- _TASK BRIEF_
What is the count of lines that hold the word "我们一起拼一下"? Give only the number.

[Stored records]

______________________________

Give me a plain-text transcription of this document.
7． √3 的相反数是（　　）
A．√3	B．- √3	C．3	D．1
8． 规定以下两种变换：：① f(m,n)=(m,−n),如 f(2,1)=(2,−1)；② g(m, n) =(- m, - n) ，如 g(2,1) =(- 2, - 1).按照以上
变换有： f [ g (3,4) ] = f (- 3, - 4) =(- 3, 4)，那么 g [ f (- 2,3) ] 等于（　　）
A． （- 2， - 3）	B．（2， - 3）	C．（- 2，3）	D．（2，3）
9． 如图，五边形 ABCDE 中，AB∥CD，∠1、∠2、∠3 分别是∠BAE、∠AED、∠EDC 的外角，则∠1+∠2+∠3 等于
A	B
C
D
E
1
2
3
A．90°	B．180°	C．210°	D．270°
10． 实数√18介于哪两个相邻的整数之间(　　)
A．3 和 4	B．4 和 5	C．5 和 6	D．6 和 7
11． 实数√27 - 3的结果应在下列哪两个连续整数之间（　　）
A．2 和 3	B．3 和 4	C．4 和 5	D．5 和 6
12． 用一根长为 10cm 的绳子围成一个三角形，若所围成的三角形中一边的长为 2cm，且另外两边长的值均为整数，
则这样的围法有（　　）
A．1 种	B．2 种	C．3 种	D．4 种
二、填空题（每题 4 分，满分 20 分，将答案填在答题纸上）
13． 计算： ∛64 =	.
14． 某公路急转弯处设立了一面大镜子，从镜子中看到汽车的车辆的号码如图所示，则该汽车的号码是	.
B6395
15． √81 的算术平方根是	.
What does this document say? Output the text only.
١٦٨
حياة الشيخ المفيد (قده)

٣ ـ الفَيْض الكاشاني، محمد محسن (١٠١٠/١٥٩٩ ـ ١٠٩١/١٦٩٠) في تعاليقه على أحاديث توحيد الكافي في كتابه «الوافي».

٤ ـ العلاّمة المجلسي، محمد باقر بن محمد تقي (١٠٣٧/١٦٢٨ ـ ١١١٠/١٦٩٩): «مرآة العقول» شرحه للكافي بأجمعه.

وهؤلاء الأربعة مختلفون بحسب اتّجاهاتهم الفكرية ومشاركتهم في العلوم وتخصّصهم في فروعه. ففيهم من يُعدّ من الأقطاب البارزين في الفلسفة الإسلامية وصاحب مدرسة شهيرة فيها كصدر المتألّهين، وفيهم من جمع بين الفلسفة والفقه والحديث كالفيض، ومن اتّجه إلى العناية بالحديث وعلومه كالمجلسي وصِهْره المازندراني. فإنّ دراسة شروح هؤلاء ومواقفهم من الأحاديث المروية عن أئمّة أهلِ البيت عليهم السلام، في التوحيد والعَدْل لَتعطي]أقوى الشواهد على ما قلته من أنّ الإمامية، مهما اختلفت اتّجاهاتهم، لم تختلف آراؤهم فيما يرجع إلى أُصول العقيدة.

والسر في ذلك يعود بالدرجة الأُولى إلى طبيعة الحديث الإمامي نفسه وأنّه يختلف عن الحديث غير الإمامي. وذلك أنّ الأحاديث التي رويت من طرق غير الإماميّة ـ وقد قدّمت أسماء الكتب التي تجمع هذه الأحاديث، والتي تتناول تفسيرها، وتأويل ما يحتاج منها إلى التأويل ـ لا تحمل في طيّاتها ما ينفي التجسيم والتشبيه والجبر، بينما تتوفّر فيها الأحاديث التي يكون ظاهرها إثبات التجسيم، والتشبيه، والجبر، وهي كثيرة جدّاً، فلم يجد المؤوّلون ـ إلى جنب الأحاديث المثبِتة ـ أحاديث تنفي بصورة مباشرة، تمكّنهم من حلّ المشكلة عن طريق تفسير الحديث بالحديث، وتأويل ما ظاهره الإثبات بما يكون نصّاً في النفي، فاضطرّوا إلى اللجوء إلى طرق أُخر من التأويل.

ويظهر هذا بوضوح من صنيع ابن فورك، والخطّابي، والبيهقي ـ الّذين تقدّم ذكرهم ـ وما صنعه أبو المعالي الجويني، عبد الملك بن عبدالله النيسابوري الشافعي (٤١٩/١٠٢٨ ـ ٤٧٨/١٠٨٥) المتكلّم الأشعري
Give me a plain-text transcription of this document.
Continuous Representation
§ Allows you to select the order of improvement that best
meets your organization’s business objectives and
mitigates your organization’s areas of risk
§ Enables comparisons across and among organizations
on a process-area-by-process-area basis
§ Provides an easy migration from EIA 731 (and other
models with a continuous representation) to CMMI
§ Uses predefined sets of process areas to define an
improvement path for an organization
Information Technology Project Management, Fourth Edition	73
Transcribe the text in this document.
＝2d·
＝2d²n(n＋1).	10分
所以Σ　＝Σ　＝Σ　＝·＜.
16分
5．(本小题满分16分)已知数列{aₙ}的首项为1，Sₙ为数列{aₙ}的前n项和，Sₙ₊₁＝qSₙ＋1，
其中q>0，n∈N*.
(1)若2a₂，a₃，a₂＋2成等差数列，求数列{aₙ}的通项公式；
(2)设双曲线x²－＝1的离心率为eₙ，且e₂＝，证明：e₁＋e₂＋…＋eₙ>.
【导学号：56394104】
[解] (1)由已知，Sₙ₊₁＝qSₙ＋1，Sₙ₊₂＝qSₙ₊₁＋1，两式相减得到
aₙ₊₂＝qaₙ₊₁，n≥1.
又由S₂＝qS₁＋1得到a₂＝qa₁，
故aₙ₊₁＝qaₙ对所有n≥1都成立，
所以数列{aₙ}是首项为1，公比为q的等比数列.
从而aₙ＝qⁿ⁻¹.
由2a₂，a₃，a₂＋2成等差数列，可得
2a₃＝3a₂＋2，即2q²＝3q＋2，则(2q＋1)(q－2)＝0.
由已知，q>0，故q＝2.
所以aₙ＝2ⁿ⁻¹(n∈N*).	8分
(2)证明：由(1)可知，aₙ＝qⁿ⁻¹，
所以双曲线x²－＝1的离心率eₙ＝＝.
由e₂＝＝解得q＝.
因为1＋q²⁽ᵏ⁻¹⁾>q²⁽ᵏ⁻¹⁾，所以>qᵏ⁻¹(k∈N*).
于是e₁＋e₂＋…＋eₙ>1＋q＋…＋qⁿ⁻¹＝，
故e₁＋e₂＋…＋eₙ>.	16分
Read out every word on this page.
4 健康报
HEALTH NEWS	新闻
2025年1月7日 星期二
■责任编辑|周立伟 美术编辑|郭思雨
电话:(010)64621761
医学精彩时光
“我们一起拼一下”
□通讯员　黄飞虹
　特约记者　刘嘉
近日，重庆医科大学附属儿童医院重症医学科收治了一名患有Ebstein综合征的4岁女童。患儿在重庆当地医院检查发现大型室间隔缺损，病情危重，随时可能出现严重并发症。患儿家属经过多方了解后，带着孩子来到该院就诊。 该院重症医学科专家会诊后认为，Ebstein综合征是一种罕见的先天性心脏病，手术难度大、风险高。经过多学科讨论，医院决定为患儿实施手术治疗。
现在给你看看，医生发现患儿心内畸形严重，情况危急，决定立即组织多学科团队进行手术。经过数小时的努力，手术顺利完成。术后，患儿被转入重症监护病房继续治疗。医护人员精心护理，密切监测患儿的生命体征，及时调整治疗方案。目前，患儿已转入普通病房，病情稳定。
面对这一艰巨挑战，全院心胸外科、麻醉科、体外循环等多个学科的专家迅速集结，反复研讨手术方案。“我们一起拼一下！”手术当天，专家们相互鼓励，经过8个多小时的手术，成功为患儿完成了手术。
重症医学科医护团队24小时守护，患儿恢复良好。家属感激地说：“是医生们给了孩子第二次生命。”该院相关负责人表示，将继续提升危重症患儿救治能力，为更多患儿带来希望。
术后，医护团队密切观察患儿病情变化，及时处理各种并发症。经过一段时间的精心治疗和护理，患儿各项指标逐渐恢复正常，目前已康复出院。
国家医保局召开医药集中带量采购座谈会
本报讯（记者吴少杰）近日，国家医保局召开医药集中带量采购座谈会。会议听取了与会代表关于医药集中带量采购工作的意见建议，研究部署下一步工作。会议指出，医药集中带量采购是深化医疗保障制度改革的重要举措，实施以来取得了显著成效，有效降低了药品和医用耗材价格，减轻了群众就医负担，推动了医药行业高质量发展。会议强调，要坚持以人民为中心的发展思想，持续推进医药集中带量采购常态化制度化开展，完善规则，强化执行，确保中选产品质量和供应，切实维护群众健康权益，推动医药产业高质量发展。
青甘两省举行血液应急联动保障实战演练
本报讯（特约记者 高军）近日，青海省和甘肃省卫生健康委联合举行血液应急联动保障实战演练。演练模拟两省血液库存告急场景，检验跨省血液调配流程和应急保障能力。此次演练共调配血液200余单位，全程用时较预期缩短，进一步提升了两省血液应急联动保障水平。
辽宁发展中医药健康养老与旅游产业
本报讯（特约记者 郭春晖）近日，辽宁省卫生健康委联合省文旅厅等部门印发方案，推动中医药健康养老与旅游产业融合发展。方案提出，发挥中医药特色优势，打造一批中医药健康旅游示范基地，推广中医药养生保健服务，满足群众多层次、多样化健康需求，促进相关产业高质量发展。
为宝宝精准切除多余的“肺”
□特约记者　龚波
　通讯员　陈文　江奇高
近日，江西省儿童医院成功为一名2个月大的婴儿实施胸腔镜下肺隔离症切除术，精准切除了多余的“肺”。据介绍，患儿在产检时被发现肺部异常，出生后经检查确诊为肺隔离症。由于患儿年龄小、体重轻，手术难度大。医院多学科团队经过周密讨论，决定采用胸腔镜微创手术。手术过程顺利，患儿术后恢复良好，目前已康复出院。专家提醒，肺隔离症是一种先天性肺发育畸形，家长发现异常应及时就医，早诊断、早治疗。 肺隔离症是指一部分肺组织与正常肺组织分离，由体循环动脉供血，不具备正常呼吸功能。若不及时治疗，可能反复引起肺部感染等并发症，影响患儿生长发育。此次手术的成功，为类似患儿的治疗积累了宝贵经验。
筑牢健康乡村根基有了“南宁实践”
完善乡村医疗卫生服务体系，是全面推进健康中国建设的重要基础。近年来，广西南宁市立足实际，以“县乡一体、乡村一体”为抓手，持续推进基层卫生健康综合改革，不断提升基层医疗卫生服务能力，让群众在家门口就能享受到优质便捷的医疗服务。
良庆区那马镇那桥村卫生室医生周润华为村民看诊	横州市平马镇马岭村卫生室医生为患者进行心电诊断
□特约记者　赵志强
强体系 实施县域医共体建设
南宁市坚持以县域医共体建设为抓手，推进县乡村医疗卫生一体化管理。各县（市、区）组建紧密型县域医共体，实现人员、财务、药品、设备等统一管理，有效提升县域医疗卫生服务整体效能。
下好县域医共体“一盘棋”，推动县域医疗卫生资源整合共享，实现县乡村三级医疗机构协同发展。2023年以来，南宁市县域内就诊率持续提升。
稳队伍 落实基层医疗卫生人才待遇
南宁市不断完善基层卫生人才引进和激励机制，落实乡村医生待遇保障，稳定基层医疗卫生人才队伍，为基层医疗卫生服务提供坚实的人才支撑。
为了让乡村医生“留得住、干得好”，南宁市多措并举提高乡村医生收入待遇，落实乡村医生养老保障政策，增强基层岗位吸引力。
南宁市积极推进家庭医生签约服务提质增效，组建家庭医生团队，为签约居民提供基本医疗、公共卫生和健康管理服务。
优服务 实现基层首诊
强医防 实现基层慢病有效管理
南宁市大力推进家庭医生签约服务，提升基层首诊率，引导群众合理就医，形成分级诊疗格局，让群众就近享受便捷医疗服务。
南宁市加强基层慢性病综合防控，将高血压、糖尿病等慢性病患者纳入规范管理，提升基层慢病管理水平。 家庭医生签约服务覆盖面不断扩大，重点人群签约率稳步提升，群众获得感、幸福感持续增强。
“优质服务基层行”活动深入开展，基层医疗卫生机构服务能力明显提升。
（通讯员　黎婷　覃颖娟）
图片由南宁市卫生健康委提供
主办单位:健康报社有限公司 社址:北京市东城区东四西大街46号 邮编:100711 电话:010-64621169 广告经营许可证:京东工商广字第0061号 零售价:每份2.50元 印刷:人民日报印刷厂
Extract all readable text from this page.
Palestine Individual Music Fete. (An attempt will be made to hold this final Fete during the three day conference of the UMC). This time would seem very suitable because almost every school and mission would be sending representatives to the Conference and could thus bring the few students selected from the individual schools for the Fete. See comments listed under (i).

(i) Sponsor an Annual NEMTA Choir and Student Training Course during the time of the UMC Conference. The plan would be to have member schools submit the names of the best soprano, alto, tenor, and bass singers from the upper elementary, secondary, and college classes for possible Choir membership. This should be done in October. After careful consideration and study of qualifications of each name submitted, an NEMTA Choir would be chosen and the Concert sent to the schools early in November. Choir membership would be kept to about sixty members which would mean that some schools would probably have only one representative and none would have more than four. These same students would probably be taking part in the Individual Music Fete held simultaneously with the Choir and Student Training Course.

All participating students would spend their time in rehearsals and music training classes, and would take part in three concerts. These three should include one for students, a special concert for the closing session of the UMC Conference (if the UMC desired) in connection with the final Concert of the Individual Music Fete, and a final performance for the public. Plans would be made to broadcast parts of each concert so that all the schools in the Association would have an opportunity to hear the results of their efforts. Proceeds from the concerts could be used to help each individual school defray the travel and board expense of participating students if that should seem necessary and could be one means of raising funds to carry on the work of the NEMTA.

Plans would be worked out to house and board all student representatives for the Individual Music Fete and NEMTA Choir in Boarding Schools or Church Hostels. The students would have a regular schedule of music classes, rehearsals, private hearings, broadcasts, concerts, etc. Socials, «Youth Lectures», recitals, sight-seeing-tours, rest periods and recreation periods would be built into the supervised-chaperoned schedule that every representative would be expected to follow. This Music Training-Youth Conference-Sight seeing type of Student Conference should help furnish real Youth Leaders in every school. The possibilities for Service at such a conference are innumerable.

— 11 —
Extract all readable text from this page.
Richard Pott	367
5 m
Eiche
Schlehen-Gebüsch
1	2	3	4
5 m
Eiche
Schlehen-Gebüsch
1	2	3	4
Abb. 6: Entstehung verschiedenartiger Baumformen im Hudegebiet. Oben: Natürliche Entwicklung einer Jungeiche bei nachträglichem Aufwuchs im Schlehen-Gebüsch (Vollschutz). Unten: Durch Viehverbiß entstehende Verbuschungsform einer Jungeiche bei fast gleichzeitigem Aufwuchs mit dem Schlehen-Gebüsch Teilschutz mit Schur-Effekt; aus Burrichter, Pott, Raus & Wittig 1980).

______________________________

- _THE COMPLETED TASK_
2